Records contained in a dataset

↓↓↓

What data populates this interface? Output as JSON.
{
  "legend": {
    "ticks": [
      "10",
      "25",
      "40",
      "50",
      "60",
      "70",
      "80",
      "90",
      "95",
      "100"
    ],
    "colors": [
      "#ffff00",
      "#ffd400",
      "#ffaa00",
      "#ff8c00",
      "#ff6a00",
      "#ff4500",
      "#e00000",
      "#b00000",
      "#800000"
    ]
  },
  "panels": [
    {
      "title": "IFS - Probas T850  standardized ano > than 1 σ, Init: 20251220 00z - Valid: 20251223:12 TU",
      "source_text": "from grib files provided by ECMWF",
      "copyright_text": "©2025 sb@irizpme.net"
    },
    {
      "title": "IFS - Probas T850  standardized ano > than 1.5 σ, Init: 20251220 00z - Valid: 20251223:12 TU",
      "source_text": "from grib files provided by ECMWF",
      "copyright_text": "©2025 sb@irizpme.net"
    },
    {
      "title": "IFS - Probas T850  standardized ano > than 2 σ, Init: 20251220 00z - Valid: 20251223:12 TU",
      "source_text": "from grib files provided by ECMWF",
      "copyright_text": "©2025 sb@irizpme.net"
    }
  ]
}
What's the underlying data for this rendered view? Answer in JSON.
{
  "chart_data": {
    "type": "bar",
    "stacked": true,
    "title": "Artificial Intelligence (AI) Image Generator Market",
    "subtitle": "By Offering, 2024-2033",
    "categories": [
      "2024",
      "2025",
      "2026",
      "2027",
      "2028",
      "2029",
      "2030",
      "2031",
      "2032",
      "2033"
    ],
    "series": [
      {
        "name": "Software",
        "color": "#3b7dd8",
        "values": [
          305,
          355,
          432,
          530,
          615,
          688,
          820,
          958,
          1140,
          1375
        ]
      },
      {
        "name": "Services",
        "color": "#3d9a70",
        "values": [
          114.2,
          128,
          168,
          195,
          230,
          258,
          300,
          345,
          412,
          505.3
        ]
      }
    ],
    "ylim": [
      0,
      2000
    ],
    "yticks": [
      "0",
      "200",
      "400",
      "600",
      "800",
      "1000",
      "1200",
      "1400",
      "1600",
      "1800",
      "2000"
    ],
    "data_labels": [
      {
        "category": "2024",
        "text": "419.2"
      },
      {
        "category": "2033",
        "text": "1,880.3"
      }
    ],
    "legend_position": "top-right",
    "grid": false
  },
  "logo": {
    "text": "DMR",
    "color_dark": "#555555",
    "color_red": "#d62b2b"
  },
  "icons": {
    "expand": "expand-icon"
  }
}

↑↑↑

Among the entries, how many lines contain the string "Valid"? Give the number without anything else.

SOLUTION FOR THIS TASK
3